--- start of The records ---

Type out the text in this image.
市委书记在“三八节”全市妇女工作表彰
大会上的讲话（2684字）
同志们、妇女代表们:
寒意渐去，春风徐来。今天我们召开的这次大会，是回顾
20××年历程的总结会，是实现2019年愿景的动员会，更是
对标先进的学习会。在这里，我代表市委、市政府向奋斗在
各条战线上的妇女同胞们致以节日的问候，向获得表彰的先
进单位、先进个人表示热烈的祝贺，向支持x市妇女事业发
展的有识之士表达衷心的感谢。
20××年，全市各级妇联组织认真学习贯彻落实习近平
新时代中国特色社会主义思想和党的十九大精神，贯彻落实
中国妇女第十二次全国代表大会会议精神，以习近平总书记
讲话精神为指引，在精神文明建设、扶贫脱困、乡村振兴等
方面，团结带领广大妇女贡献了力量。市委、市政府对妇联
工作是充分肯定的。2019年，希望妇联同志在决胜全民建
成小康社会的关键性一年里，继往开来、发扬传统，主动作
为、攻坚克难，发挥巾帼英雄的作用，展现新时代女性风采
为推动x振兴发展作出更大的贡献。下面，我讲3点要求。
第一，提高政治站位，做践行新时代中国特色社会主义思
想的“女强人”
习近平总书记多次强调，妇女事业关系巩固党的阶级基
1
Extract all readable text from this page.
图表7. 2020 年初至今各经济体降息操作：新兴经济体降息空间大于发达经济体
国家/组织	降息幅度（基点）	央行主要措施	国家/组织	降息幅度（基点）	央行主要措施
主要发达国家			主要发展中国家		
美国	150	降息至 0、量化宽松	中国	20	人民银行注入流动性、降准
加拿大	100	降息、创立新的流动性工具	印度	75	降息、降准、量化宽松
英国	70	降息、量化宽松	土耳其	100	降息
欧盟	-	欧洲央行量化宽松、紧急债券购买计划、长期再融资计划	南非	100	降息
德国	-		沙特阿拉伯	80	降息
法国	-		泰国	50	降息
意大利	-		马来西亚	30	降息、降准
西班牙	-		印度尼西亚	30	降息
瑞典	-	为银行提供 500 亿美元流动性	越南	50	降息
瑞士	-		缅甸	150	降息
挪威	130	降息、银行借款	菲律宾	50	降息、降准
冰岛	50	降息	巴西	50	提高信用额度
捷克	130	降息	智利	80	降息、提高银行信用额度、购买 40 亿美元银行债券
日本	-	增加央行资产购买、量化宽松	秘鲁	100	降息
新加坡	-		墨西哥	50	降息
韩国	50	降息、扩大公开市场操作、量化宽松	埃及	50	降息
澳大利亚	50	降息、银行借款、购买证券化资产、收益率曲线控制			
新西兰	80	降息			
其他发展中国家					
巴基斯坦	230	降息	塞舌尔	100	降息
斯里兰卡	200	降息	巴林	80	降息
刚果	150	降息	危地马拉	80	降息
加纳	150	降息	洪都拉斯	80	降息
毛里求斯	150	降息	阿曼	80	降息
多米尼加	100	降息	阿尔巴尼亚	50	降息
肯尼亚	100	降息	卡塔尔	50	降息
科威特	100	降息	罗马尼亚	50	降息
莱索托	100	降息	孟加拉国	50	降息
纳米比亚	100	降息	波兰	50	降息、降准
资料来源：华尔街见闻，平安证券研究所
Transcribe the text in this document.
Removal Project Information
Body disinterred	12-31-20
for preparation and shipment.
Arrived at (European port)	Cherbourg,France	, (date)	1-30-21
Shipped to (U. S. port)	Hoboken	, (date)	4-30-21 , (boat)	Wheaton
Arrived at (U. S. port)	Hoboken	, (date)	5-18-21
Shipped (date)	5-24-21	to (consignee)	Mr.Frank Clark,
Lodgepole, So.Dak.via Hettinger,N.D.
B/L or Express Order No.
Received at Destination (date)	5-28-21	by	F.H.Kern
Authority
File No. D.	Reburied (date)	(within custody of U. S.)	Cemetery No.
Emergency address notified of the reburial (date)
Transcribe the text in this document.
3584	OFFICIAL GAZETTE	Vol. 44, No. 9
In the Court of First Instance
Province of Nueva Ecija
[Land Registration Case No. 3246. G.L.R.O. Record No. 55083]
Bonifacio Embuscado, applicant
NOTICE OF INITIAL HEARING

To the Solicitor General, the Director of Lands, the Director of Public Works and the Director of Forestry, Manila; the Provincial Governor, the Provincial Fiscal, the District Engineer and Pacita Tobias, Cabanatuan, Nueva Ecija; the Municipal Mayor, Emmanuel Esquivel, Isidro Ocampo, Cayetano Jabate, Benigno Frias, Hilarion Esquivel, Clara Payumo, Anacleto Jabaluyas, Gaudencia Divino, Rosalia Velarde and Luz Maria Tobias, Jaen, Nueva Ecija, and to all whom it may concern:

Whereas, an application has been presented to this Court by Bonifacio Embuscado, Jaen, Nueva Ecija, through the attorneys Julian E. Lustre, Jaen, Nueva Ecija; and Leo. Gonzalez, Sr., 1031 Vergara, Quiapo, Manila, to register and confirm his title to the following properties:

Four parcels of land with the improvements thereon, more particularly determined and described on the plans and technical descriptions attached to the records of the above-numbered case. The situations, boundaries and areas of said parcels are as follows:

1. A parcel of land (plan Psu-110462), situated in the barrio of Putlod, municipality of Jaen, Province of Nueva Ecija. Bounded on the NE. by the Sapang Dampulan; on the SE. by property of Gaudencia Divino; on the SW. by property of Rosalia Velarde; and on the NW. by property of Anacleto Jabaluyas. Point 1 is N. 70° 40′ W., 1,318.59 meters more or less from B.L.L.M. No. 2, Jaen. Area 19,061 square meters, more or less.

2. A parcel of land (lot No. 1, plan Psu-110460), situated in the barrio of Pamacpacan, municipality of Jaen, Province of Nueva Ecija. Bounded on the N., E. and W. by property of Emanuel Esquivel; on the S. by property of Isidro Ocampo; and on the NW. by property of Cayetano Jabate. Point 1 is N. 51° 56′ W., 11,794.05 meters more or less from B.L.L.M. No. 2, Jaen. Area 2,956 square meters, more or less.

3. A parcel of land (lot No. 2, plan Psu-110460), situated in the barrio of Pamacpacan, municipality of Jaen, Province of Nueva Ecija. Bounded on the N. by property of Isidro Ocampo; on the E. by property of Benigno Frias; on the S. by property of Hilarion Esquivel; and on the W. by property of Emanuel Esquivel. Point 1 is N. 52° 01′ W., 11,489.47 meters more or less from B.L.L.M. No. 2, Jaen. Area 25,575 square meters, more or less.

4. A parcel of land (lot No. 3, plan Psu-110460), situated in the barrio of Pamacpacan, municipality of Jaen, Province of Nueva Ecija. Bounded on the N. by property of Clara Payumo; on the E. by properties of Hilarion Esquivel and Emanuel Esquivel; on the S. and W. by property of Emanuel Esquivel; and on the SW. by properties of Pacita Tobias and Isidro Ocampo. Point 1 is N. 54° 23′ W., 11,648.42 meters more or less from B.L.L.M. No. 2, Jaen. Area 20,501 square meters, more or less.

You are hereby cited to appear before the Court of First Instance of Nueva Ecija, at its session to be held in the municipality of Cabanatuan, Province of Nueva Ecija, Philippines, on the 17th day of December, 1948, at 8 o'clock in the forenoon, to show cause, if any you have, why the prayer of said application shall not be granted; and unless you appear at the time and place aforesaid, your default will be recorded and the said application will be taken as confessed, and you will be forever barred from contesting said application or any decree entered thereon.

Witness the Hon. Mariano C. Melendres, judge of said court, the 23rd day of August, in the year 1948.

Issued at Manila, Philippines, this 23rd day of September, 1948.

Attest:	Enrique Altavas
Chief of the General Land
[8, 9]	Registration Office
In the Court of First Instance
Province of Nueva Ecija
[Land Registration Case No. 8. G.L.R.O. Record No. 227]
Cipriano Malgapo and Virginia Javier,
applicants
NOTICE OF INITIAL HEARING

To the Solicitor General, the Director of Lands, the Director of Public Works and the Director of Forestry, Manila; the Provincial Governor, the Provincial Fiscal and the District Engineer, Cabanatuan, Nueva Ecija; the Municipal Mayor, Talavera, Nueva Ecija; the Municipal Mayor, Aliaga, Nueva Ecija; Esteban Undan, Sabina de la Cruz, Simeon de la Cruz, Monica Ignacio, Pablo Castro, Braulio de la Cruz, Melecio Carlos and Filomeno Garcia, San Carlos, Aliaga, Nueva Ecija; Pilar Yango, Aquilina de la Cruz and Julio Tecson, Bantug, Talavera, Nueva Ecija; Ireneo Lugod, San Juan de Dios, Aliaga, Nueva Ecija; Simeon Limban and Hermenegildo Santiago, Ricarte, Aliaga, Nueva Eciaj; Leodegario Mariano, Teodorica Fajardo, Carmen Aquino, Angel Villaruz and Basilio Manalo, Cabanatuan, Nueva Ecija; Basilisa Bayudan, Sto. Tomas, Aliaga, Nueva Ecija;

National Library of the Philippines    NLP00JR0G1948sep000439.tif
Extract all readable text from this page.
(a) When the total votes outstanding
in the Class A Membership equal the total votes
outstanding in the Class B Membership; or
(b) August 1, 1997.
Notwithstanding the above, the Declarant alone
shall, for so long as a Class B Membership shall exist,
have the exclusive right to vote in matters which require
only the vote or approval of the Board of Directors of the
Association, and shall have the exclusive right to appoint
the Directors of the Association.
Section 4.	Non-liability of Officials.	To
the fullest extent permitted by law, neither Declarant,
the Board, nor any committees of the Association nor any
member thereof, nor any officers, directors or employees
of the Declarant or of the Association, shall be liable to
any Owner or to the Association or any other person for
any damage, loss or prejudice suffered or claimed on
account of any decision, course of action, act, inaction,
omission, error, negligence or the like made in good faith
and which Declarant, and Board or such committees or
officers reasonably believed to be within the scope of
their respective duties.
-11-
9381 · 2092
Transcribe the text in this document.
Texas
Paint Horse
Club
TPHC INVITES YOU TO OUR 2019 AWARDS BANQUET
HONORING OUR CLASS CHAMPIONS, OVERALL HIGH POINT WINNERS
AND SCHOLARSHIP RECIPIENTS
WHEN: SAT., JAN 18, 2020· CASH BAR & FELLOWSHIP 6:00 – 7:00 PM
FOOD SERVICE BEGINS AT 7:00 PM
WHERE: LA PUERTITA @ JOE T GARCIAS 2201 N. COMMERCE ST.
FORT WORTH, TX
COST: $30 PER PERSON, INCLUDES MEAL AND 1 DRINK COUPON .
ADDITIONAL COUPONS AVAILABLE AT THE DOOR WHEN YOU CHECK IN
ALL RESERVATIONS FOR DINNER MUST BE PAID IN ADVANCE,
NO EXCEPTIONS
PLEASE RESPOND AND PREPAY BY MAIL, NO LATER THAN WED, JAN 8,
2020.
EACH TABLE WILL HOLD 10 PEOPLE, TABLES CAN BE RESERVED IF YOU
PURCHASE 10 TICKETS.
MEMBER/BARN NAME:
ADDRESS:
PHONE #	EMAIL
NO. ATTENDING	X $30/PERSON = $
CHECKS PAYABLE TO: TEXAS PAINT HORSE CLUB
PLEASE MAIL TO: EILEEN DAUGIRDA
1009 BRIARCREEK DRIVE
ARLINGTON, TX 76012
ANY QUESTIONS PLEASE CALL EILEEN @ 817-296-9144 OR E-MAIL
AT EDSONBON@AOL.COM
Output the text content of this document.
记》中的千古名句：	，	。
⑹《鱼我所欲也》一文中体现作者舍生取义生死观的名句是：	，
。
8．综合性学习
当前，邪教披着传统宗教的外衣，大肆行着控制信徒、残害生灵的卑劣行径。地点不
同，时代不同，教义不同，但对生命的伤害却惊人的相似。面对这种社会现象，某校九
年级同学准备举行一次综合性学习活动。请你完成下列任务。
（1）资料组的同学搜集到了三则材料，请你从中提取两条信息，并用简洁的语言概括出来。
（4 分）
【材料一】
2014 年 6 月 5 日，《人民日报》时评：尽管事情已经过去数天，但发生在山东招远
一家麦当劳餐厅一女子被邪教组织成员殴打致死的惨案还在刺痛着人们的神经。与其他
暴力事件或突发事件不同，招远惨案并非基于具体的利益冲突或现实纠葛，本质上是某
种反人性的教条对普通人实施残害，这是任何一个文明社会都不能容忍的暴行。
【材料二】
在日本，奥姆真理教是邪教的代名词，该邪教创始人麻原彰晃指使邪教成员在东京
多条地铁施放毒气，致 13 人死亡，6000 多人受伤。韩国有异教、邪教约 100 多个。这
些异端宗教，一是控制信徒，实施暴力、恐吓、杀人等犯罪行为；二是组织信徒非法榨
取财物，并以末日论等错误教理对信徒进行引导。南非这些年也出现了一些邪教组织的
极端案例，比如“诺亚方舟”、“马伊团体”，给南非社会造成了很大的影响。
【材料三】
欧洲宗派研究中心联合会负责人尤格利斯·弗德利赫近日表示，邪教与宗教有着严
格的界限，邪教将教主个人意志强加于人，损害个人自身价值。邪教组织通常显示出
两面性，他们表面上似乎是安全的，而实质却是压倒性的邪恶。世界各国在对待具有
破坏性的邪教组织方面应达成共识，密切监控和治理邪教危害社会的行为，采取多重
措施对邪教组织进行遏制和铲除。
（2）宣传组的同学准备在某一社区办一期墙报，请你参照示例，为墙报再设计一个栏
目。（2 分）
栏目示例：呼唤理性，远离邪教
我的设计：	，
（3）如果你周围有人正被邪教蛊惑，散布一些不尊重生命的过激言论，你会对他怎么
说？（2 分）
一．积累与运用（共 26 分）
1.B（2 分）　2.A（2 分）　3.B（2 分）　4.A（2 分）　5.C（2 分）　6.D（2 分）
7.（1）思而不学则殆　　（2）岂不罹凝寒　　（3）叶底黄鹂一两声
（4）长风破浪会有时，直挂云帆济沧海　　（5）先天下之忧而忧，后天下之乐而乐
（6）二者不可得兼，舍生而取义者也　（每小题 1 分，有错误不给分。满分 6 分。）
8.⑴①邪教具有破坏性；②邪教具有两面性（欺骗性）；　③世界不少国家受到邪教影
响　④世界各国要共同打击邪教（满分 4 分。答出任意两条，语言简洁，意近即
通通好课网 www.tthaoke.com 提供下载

--- end of The records ---

Filter lines by "EILEEN" and return each hit.

> _Exercise output_:
PLEASE MAIL TO: EILEEN DAUGIRDA
ANY QUESTIONS PLEASE CALL EILEEN @ 817-296-9144 OR E-MAIL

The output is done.